= RECORDED INFORMATION =
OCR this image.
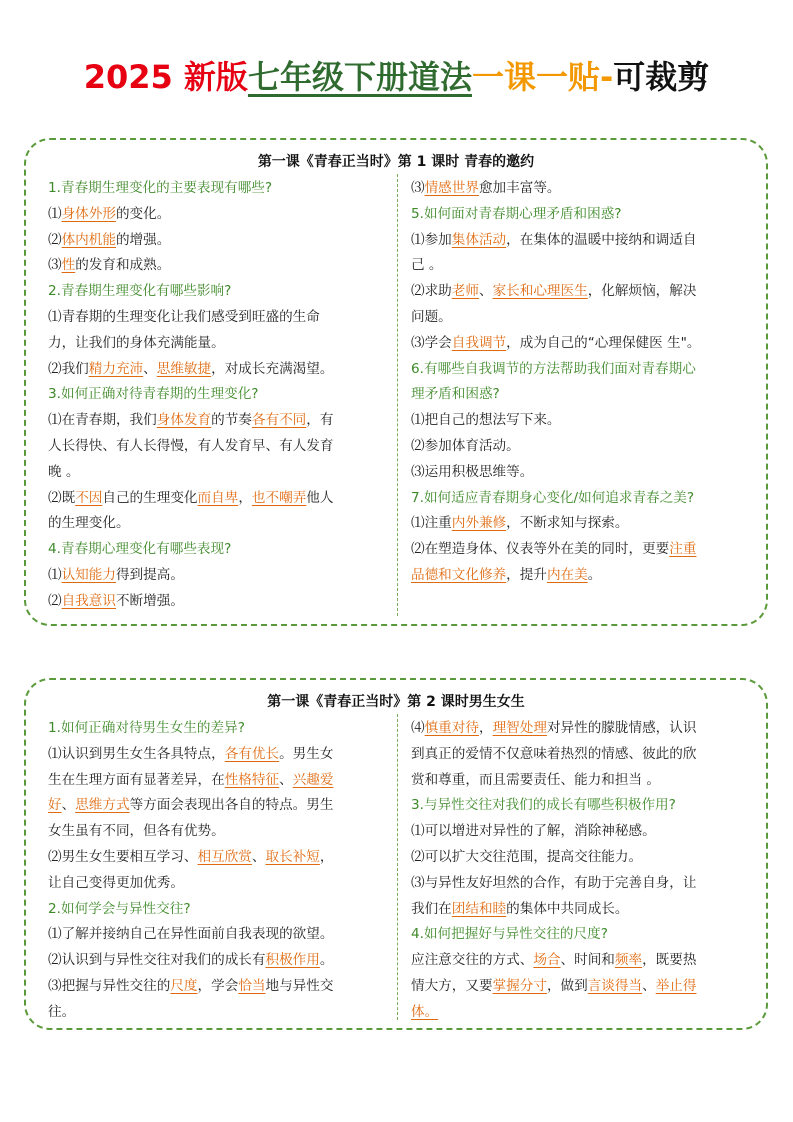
2025 新版七年级下册道法一课一贴-可裁剪
第一课《青春正当时》第 1 课时 青春的邀约
1.青春期生理变化的主要表现有哪些?
⑴身体外形的变化。
⑵体内机能的增强。
⑶性的发育和成熟。
2.青春期生理变化有哪些影响?
⑴青春期的生理变化让我们感受到旺盛的生命
力，让我们的身体充满能量。
⑵我们精力充沛、思维敏捷，对成长充满渴望。
3.如何正确对待青春期的生理变化?
⑴在青春期，我们身体发育的节奏各有不同，有
人长得快、有人长得慢，有人发育早、有人发育
晚 。
⑵既不因自己的生理变化而自卑，也不嘲弄他人
的生理变化。
4.青春期心理变化有哪些表现?
⑴认知能力得到提高。
⑵自我意识不断增强。
⑶情感世界愈加丰富等。
5.如何面对青春期心理矛盾和困惑?
⑴参加集体活动，在集体的温暖中接纳和调适自
己 。
⑵求助老师、家长和心理医生，化解烦恼，解决
问题。
⑶学会自我调节，成为自己的“心理保健医 生"。
6.有哪些自我调节的方法帮助我们面对青春期心
理矛盾和困惑?
⑴把自己的想法写下来。
⑵参加体育活动。
⑶运用积极思维等。
7.如何适应青春期身心变化/如何追求青春之美?
⑴注重内外兼修，不断求知与探索。
⑵在塑造身体、仪表等外在美的同时，更要注重
品德和文化修养，提升内在美。
第一课《青春正当时》第 2 课时男生女生
1.如何正确对待男生女生的差异?
⑴认识到男生女生各具特点，各有优长。男生女
生在生理方面有显著差异，在性格特征、兴趣爱
好、思维方式等方面会表现出各自的特点。男生
女生虽有不同，但各有优势。
⑵男生女生要相互学习、相互欣赏、取长补短，
让自己变得更加优秀。
2.如何学会与异性交往?
⑴了解并接纳自己在异性面前自我表现的欲望。
⑵认识到与异性交往对我们的成长有积极作用。
⑶把握与异性交往的尺度，学会恰当地与异性交
往。
⑷慎重对待，理智处理对异性的朦胧情感，认识
到真正的爱情不仅意味着热烈的情感、彼此的欣
赏和尊重，而且需要责任、能力和担当 。
3.与异性交往对我们的成长有哪些积极作用?
⑴可以增进对异性的了解，消除神秘感。
⑵可以扩大交往范围，提高交往能力。
⑶与异性友好坦然的合作，有助于完善自身，让
我们在团结和睦的集体中共同成长。
4.如何把握好与异性交往的尺度?
应注意交往的方式、场合、时间和频率，既要热
情大方，又要掌握分寸，做到言谈得当、举止得
体。
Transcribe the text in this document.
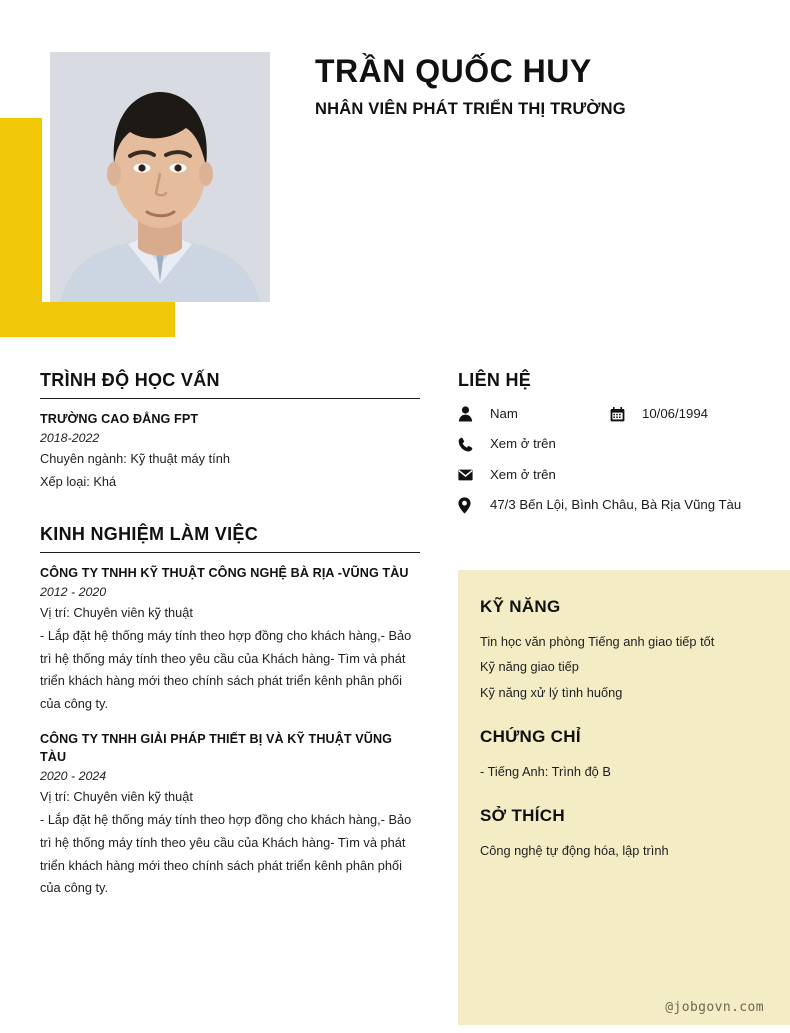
TRẦN QUỐC HUY
NHÂN VIÊN PHÁT TRIỂN THỊ TRƯỜNG
TRÌNH ĐỘ HỌC VẤN
TRƯỜNG CAO ĐẲNG FPT
2018-2022
Chuyên ngành: Kỹ thuật máy tính
Xếp loại: Khá
KINH NGHIỆM LÀM VIỆC
CÔNG TY TNHH KỸ THUẬT CÔNG NGHỆ BÀ RỊA -VŨNG TÀU
2012 - 2020
Vị trí: Chuyên viên kỹ thuật
- Lắp đặt hệ thống máy tính theo hợp đồng cho khách hàng,- Bảo trì hệ thống máy tính theo yêu cầu của Khách hàng- Tìm và phát triển khách hàng mới theo chính sách phát triển kênh phân phối của công ty.
CÔNG TY TNHH GIẢI PHÁP THIẾT BỊ VÀ KỸ THUẬT VŨNG TÀU
2020 - 2024
Vị trí: Chuyên viên kỹ thuật
- Lắp đặt hệ thống máy tính theo hợp đồng cho khách hàng,- Bảo trì hệ thống máy tính theo yêu cầu của Khách hàng- Tìm và phát triển khách hàng mới theo chính sách phát triển kênh phân phối của công ty.
LIÊN HỆ
Nam	10/06/1994
Xem ở trên
Xem ở trên
47/3 Bến Lội, Bình Châu, Bà Rịa Vũng Tàu
KỸ NĂNG
Tin học văn phòng Tiếng anh giao tiếp tốt
Kỹ năng giao tiếp
Kỹ năng xử lý tình huống
CHỨNG CHỈ
- Tiếng Anh: Trình độ B
SỞ THÍCH
Công nghệ tự động hóa, lập trình
@jobgovn.com
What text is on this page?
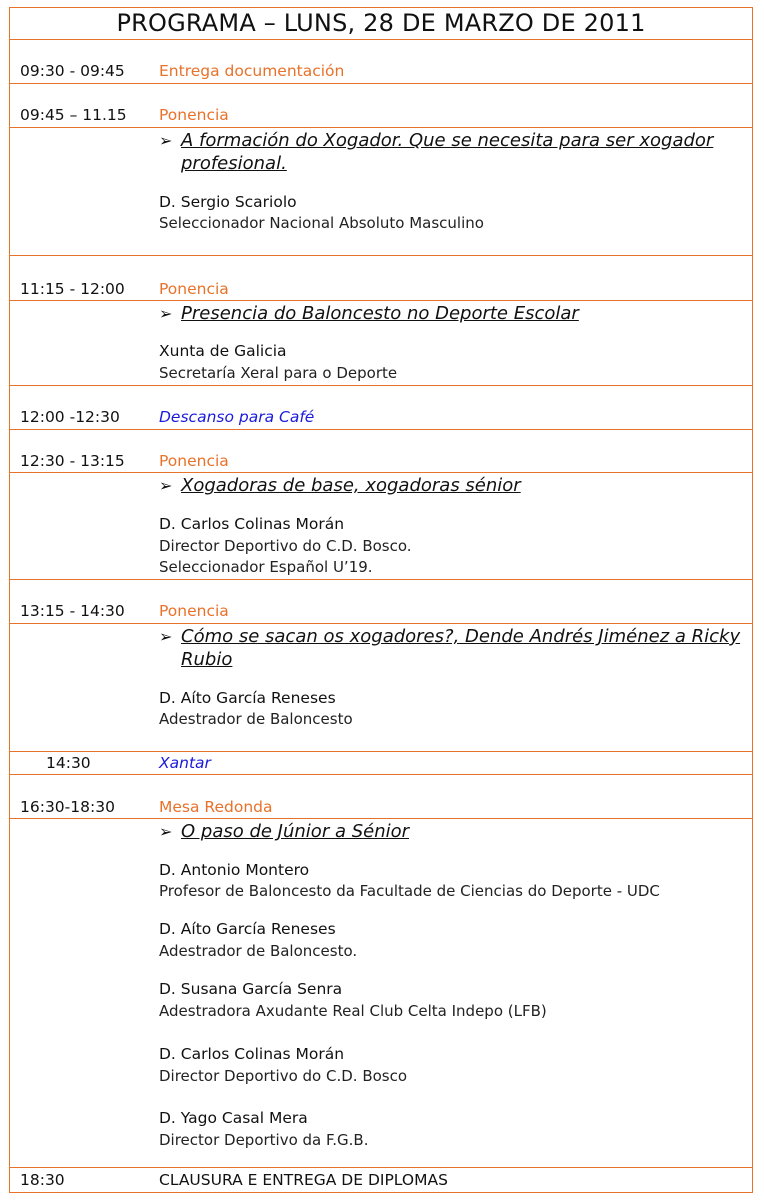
PROGRAMA – LUNS, 28 DE MARZO DE 2011
09:30 - 09:45 Entrega documentación
09:45 – 11.15 Ponencia
➢ A formación do Xogador. Que se necesita para ser xogador profesional.
D. Sergio Scariolo
Seleccionador Nacional Absoluto Masculino
11:15 - 12:00 Ponencia
➢ Presencia do Baloncesto no Deporte Escolar
Xunta de Galicia
Secretaría Xeral para o Deporte
12:00 -12:30	Descanso para Café
12:30 - 13:15 Ponencia
➢ Xogadoras de base, xogadoras sénior
D. Carlos Colinas Morán
Director Deportivo do C.D. Bosco.
Seleccionador Español U’19.
13:15 - 14:30 Ponencia
➢ Cómo se sacan os xogadores?, Dende Andrés Jiménez a Ricky Rubio
D. Aíto García Reneses
Adestrador de Baloncesto
14:30	Xantar
16:30-18:30	Mesa Redonda
➢ O paso de Júnior a Sénior
D. Antonio Montero
Profesor de Baloncesto da Facultade de Ciencias do Deporte - UDC
D. Aíto García Reneses
Adestrador de Baloncesto.
D. Susana García Senra
Adestradora Axudante Real Club Celta Indepo (LFB)
D. Carlos Colinas Morán
Director Deportivo do C.D. Bosco
D. Yago Casal Mera
Director Deportivo da F.G.B.
18:30	CLAUSURA E ENTREGA DE DIPLOMAS
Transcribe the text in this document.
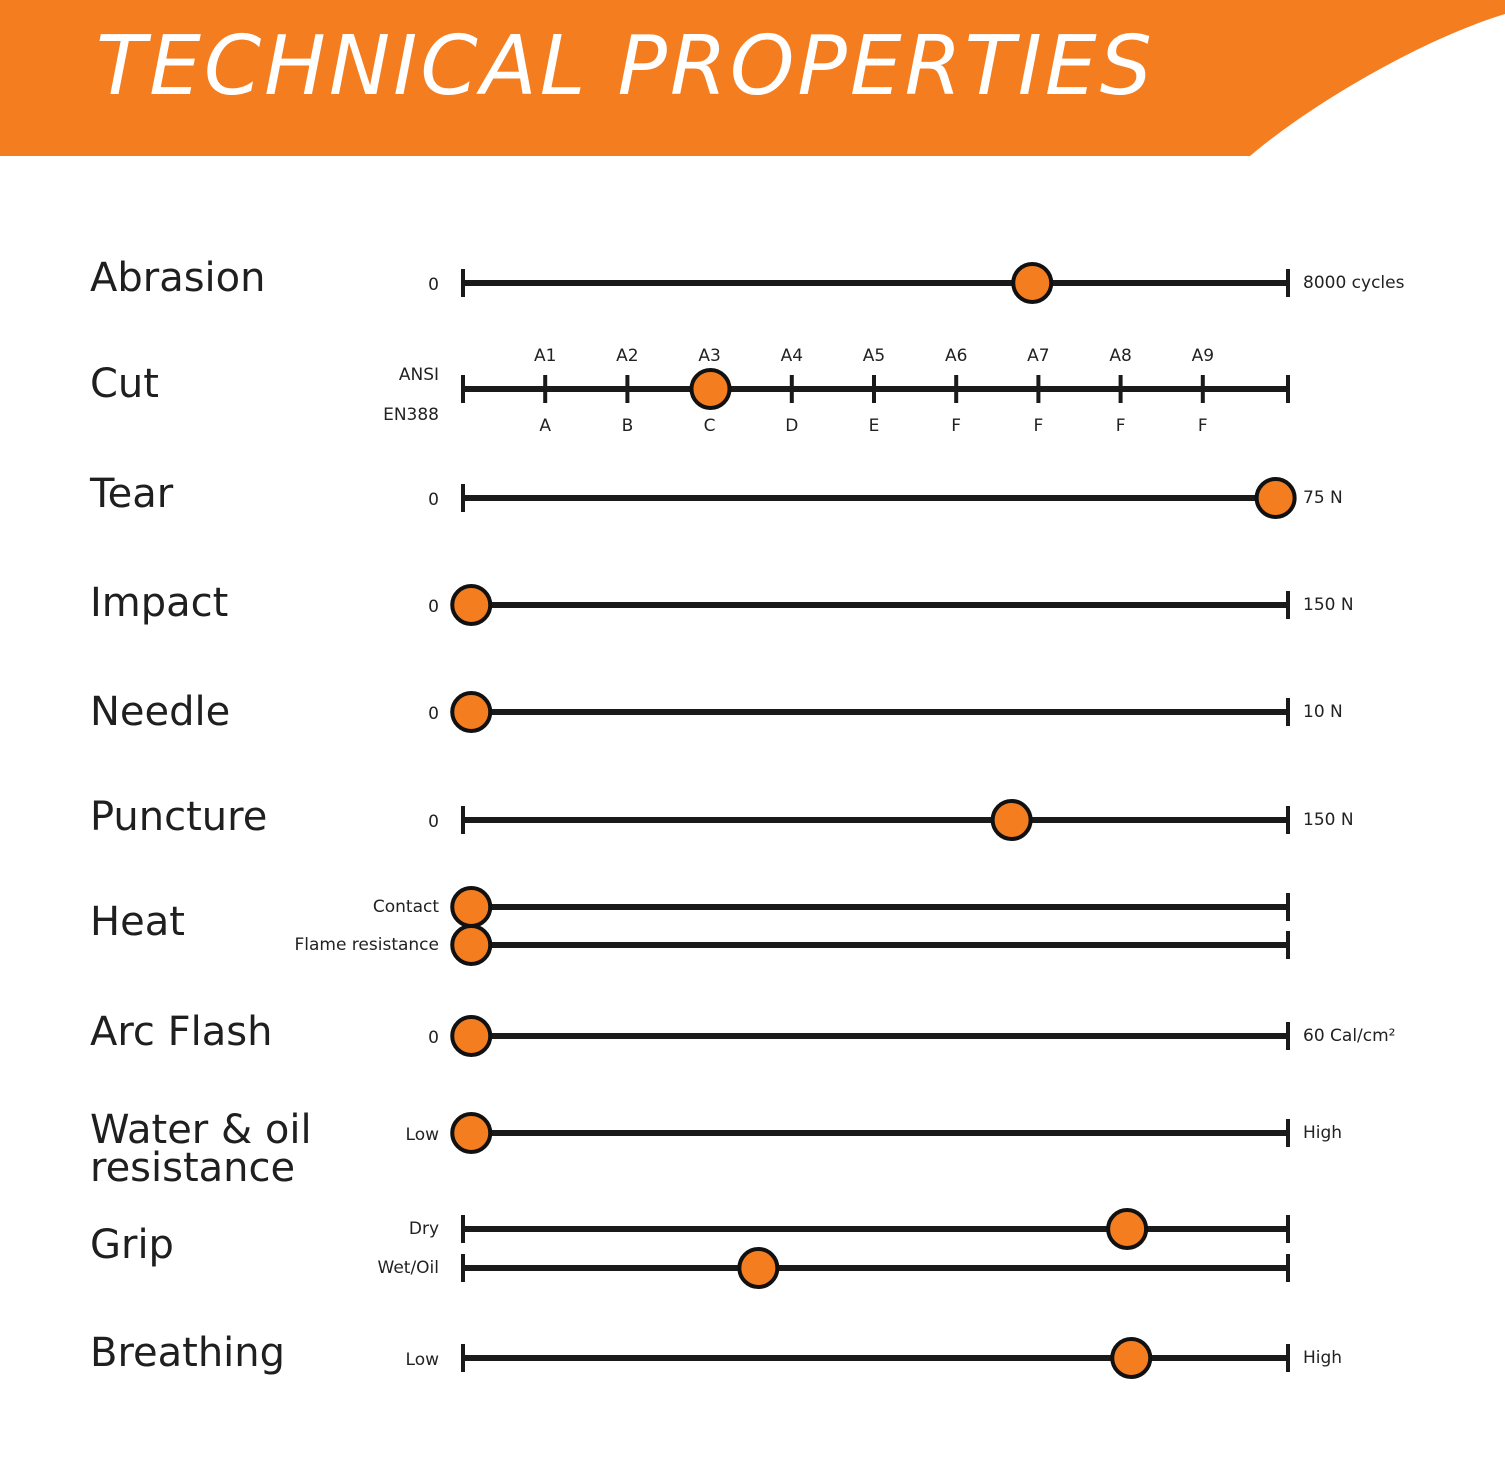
TECHNICAL PROPERTIES
Abrasion	0	8000 cycles
Cut	ANSI
EN388
A1
A
A2
B
A3
C
A4
D
A5
E
A6
F
A7
F
A8
F
A9
F
Tear	0	75 N
Impact	0	150 N
Needle	0	10 N
Puncture	0	150 N
Heat	Contact
Flame resistance
Arc Flash	0	60 Cal/cm²
Water & oil
resistance
Low	High
Grip	Dry
Wet/Oil
Breathing	Low	High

= WORK TO BE COMPLETED =
Your job is to transcribe the entries above exactly; skip the pictures.

= WRITTEN ANSWER =
OCR this image.
2025 新版七年级下册道法一课一贴-可裁剪
第一课《青春正当时》第 1 课时 青春的邀约
1.青春期生理变化的主要表现有哪些?
⑴身体外形的变化。
⑵体内机能的增强。
⑶性的发育和成熟。
2.青春期生理变化有哪些影响?
⑴青春期的生理变化让我们感受到旺盛的生命
力，让我们的身体充满能量。
⑵我们精力充沛、思维敏捷，对成长充满渴望。
3.如何正确对待青春期的生理变化?
⑴在青春期，我们身体发育的节奏各有不同，有
人长得快、有人长得慢，有人发育早、有人发育
晚 。
⑵既不因自己的生理变化而自卑，也不嘲弄他人
的生理变化。
4.青春期心理变化有哪些表现?
⑴认知能力得到提高。
⑵自我意识不断增强。
⑶情感世界愈加丰富等。
5.如何面对青春期心理矛盾和困惑?
⑴参加集体活动，在集体的温暖中接纳和调适自
己 。
⑵求助老师、家长和心理医生，化解烦恼，解决
问题。
⑶学会自我调节，成为自己的“心理保健医 生"。
6.有哪些自我调节的方法帮助我们面对青春期心
理矛盾和困惑?
⑴把自己的想法写下来。
⑵参加体育活动。
⑶运用积极思维等。
7.如何适应青春期身心变化/如何追求青春之美?
⑴注重内外兼修，不断求知与探索。
⑵在塑造身体、仪表等外在美的同时，更要注重
品德和文化修养，提升内在美。
第一课《青春正当时》第 2 课时男生女生
1.如何正确对待男生女生的差异?
⑴认识到男生女生各具特点，各有优长。男生女
生在生理方面有显著差异，在性格特征、兴趣爱
好、思维方式等方面会表现出各自的特点。男生
女生虽有不同，但各有优势。
⑵男生女生要相互学习、相互欣赏、取长补短，
让自己变得更加优秀。
2.如何学会与异性交往?
⑴了解并接纳自己在异性面前自我表现的欲望。
⑵认识到与异性交往对我们的成长有积极作用。
⑶把握与异性交往的尺度，学会恰当地与异性交
往。
⑷慎重对待，理智处理对异性的朦胧情感，认识
到真正的爱情不仅意味着热烈的情感、彼此的欣
赏和尊重，而且需要责任、能力和担当 。
3.与异性交往对我们的成长有哪些积极作用?
⑴可以增进对异性的了解，消除神秘感。
⑵可以扩大交往范围，提高交往能力。
⑶与异性友好坦然的合作，有助于完善自身，让
我们在团结和睦的集体中共同成长。
4.如何把握好与异性交往的尺度?
应注意交往的方式、场合、时间和频率，既要热
情大方，又要掌握分寸，做到言谈得当、举止得
体。
Transcribe the text in this document.
TRẦN QUỐC HUY
NHÂN VIÊN PHÁT TRIỂN THỊ TRƯỜNG
TRÌNH ĐỘ HỌC VẤN
TRƯỜNG CAO ĐẲNG FPT
2018-2022
Chuyên ngành: Kỹ thuật máy tính
Xếp loại: Khá
KINH NGHIỆM LÀM VIỆC
CÔNG TY TNHH KỸ THUẬT CÔNG NGHỆ BÀ RỊA -VŨNG TÀU
2012 - 2020
Vị trí: Chuyên viên kỹ thuật
- Lắp đặt hệ thống máy tính theo hợp đồng cho khách hàng,- Bảo trì hệ thống máy tính theo yêu cầu của Khách hàng- Tìm và phát triển khách hàng mới theo chính sách phát triển kênh phân phối của công ty.
CÔNG TY TNHH GIẢI PHÁP THIẾT BỊ VÀ KỸ THUẬT VŨNG TÀU
2020 - 2024
Vị trí: Chuyên viên kỹ thuật
- Lắp đặt hệ thống máy tính theo hợp đồng cho khách hàng,- Bảo trì hệ thống máy tính theo yêu cầu của Khách hàng- Tìm và phát triển khách hàng mới theo chính sách phát triển kênh phân phối của công ty.
LIÊN HỆ
Nam	10/06/1994
Xem ở trên
Xem ở trên
47/3 Bến Lội, Bình Châu, Bà Rịa Vũng Tàu
KỸ NĂNG
Tin học văn phòng Tiếng anh giao tiếp tốt
Kỹ năng giao tiếp
Kỹ năng xử lý tình huống
CHỨNG CHỈ
- Tiếng Anh: Trình độ B
SỞ THÍCH
Công nghệ tự động hóa, lập trình
@jobgovn.com
What text is on this page?
PROGRAMA – LUNS, 28 DE MARZO DE 2011
09:30 - 09:45 Entrega documentación
09:45 – 11.15 Ponencia
➢ A formación do Xogador. Que se necesita para ser xogador profesional.
D. Sergio Scariolo
Seleccionador Nacional Absoluto Masculino
11:15 - 12:00 Ponencia
➢ Presencia do Baloncesto no Deporte Escolar
Xunta de Galicia
Secretaría Xeral para o Deporte
12:00 -12:30	Descanso para Café
12:30 - 13:15 Ponencia
➢ Xogadoras de base, xogadoras sénior
D. Carlos Colinas Morán
Director Deportivo do C.D. Bosco.
Seleccionador Español U’19.
13:15 - 14:30 Ponencia
➢ Cómo se sacan os xogadores?, Dende Andrés Jiménez a Ricky Rubio
D. Aíto García Reneses
Adestrador de Baloncesto
14:30	Xantar
16:30-18:30	Mesa Redonda
➢ O paso de Júnior a Sénior
D. Antonio Montero
Profesor de Baloncesto da Facultade de Ciencias do Deporte - UDC
D. Aíto García Reneses
Adestrador de Baloncesto.
D. Susana García Senra
Adestradora Axudante Real Club Celta Indepo (LFB)
D. Carlos Colinas Morán
Director Deportivo do C.D. Bosco
D. Yago Casal Mera
Director Deportivo da F.G.B.
18:30	CLAUSURA E ENTREGA DE DIPLOMAS
Transcribe the text in this document.
TECHNICAL PROPERTIES
Abrasion	0	8000 cycles
Cut	ANSI
EN388
A1
A
A2
B
A3
C
A4
D
A5
E
A6
F
A7
F
A8
F
A9
F
Tear	0	75 N
Impact	0	150 N
Needle	0	10 N
Puncture	0	150 N
Heat	Contact
Flame resistance
Arc Flash	0	60 Cal/cm²
Water & oil
resistance
Low	High
Grip	Dry
Wet/Oil
Breathing	Low	High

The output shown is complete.